Task objective
Extract all lines that hold the string "text".

Records for this task

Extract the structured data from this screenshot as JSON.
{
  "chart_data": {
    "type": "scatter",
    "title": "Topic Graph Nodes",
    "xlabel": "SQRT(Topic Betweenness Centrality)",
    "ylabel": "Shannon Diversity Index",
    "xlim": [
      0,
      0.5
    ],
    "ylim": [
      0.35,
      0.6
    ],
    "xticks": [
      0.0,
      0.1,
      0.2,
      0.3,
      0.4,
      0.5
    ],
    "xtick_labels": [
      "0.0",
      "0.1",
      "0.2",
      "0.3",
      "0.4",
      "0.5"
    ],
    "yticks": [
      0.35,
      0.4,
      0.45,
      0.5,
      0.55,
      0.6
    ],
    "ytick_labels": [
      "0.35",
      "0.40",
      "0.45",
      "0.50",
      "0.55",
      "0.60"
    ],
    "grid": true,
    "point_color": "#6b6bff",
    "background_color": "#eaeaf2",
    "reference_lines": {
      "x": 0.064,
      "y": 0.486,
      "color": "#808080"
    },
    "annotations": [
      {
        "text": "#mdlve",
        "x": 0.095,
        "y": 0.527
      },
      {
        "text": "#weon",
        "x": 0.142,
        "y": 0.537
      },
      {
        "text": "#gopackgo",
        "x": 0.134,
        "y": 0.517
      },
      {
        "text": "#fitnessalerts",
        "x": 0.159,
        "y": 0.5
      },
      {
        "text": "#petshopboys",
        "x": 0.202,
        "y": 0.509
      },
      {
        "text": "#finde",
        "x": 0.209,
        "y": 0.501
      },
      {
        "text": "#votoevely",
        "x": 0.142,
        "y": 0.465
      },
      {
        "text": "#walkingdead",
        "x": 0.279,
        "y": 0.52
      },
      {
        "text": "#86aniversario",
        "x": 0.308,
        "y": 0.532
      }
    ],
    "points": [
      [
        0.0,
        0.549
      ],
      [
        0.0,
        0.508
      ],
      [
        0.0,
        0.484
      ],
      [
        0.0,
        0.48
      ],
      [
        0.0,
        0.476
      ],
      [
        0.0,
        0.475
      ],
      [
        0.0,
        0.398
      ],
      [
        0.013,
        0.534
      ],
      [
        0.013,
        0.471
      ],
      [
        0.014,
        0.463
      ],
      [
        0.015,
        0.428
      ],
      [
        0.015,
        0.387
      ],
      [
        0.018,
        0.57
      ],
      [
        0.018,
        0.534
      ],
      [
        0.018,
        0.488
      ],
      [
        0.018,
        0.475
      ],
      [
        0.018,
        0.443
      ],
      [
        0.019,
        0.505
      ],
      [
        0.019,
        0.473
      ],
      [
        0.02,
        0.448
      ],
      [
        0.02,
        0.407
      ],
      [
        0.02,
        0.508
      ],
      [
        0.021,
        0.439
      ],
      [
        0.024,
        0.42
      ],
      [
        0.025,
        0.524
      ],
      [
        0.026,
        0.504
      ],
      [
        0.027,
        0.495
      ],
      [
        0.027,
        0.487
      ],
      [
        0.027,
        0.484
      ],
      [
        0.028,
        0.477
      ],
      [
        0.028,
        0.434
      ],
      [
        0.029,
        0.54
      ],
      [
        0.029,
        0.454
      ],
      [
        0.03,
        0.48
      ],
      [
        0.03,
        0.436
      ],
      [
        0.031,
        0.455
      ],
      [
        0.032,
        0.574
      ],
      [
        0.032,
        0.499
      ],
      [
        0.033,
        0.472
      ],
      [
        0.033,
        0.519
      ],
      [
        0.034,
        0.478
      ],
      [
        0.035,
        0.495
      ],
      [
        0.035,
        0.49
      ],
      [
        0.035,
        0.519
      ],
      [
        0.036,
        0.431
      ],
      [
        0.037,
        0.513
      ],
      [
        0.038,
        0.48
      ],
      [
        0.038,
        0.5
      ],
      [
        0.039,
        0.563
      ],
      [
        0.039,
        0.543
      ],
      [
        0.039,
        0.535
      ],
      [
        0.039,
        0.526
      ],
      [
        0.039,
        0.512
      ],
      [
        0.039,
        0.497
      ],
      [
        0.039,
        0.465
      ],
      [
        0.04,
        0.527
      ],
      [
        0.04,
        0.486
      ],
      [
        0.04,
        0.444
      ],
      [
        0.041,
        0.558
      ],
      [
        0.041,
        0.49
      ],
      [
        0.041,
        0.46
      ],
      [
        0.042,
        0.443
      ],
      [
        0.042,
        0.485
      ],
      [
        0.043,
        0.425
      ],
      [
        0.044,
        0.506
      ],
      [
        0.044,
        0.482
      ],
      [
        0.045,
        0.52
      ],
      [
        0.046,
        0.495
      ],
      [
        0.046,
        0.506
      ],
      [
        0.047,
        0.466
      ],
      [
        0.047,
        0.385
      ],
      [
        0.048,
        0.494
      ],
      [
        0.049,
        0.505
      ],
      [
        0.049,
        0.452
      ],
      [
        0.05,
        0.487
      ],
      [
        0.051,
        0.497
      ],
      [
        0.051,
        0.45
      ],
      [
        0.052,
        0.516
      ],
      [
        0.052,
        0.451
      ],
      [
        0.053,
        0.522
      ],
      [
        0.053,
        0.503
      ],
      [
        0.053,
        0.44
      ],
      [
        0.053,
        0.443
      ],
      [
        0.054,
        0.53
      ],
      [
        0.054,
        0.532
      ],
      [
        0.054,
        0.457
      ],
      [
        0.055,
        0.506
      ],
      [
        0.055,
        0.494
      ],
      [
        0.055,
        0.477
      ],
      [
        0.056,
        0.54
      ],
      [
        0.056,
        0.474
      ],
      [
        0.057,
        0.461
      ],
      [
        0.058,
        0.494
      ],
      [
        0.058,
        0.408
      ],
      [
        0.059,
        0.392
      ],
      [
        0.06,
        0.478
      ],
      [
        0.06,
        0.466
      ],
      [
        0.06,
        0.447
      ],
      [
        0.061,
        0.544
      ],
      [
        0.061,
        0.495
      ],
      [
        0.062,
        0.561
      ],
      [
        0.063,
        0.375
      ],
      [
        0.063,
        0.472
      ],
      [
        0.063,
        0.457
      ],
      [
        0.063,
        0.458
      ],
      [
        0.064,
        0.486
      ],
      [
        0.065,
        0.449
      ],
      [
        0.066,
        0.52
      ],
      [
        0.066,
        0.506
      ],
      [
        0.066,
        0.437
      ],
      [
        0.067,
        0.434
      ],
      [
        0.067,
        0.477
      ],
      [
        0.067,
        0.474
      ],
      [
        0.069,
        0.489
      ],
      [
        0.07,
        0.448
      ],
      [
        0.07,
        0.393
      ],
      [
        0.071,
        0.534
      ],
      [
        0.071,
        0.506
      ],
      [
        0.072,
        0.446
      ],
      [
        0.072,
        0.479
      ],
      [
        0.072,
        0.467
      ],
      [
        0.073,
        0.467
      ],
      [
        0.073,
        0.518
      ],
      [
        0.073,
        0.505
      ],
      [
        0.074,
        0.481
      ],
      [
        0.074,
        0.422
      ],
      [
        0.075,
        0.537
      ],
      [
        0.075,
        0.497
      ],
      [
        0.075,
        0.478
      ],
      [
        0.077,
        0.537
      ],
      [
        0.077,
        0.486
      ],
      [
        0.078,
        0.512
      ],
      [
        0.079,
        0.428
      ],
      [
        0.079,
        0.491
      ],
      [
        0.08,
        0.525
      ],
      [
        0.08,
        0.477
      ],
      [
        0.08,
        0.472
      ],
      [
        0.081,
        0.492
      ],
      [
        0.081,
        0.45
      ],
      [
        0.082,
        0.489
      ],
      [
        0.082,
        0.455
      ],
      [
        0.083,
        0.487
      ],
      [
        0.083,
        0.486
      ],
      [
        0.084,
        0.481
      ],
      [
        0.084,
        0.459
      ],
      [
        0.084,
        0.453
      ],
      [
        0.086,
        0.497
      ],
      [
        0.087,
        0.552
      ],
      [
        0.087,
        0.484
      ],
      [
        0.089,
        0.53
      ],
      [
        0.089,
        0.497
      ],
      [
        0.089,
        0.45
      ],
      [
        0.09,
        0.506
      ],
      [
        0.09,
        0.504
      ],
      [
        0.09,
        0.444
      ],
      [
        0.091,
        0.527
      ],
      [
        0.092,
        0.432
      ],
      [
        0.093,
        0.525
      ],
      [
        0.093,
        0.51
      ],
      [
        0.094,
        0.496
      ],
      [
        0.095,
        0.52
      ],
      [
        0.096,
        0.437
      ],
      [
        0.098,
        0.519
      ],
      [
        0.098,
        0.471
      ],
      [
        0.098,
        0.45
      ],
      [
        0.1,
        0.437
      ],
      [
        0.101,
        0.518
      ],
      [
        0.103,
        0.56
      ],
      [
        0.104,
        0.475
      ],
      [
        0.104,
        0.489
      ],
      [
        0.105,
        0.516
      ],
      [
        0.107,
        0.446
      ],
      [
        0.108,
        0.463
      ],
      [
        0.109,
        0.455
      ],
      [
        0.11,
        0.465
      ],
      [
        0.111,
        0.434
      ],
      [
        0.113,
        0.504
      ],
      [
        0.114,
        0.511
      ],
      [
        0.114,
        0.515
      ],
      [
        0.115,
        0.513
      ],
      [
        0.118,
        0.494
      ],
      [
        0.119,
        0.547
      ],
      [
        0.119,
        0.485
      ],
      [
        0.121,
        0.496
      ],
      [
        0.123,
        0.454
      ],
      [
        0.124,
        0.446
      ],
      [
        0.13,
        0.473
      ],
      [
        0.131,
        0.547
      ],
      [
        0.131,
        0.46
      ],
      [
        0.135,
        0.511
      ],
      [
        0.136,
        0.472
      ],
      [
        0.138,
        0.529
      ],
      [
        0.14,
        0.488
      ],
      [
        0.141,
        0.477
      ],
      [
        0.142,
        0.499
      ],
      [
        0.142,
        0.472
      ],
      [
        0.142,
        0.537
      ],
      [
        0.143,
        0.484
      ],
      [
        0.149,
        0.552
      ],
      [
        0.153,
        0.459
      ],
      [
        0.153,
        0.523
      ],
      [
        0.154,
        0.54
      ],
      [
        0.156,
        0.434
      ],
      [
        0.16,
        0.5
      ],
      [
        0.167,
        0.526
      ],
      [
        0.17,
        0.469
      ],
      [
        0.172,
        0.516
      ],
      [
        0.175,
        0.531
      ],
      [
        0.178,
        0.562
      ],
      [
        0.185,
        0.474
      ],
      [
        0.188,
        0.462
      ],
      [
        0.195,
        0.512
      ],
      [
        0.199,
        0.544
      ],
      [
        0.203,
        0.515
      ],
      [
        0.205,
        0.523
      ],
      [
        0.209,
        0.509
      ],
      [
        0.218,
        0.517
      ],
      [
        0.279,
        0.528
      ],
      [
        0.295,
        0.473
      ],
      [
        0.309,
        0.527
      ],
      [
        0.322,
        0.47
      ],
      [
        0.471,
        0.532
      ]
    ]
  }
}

Result below
        "text": "#mdlve",
        "text": "#weon",
        "text": "#gopackgo",
        "text": "#fitnessalerts",
        "text": "#petshopboys",
        "text": "#finde",
        "text": "#votoevely",
        "text": "#walkingdead",
        "text": "#86aniversario",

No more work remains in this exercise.